++++ ENTRIES PROVIDED
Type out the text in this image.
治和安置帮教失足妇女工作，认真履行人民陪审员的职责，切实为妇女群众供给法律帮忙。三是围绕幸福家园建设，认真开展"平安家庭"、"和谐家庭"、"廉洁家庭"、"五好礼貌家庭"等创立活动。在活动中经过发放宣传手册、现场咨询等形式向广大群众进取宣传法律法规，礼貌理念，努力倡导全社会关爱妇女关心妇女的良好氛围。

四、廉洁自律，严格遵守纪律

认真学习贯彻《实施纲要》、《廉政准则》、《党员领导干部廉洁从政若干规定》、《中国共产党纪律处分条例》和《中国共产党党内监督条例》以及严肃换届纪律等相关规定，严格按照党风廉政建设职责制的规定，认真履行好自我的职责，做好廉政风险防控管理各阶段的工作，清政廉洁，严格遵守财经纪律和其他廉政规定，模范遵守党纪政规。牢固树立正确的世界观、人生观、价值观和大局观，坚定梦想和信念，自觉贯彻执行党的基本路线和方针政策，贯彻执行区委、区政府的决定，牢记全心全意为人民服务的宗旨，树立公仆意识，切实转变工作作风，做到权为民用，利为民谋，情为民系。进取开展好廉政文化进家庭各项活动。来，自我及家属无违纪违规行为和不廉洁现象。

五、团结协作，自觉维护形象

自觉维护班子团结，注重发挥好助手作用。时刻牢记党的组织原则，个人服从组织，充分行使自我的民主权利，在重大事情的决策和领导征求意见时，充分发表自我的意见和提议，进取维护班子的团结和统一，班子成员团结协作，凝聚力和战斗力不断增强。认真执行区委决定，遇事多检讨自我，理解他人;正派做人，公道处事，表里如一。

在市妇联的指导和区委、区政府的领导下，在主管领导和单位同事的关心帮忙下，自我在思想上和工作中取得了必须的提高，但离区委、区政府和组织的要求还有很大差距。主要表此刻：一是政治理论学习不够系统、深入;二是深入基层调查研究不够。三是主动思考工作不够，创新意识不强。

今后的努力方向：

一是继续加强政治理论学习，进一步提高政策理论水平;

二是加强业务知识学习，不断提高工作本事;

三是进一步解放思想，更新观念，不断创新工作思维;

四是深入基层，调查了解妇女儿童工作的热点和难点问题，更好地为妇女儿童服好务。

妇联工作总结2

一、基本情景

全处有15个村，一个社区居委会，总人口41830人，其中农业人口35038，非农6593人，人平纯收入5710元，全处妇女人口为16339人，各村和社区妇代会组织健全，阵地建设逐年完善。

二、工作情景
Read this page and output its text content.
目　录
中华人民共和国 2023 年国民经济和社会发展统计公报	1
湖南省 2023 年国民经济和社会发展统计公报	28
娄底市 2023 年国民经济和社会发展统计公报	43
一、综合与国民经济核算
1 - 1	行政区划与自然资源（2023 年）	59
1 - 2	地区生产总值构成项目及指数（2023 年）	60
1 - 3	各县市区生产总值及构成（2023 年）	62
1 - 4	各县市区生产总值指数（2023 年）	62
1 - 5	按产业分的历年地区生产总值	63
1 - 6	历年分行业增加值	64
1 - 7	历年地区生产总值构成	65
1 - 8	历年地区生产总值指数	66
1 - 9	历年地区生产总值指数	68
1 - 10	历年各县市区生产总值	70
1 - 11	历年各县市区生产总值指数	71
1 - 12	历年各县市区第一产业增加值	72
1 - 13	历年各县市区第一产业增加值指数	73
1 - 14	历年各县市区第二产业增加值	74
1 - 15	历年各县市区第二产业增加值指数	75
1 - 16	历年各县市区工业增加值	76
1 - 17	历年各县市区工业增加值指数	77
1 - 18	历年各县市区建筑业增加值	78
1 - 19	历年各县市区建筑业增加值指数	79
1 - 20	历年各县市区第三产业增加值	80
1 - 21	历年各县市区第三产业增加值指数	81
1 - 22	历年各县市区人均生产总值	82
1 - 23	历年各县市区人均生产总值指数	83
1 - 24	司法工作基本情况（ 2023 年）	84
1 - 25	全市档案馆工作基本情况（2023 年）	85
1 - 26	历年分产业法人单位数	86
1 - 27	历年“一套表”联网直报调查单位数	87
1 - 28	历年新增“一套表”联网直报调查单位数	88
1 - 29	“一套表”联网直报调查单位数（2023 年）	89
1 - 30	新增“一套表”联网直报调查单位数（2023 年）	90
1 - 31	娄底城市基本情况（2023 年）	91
++++++++
▶ **REQUEST**: Find each line holding "年国民经济和社会发展统计公报". Copy it out.

▶ **SOLUTION TO THIS EXERCISE**:
中华人民共和国 2023 年国民经济和社会发展统计公报	1
湖南省 2023 年国民经济和社会发展统计公报	28
娄底市 2023 年国民经济和社会发展统计公报	43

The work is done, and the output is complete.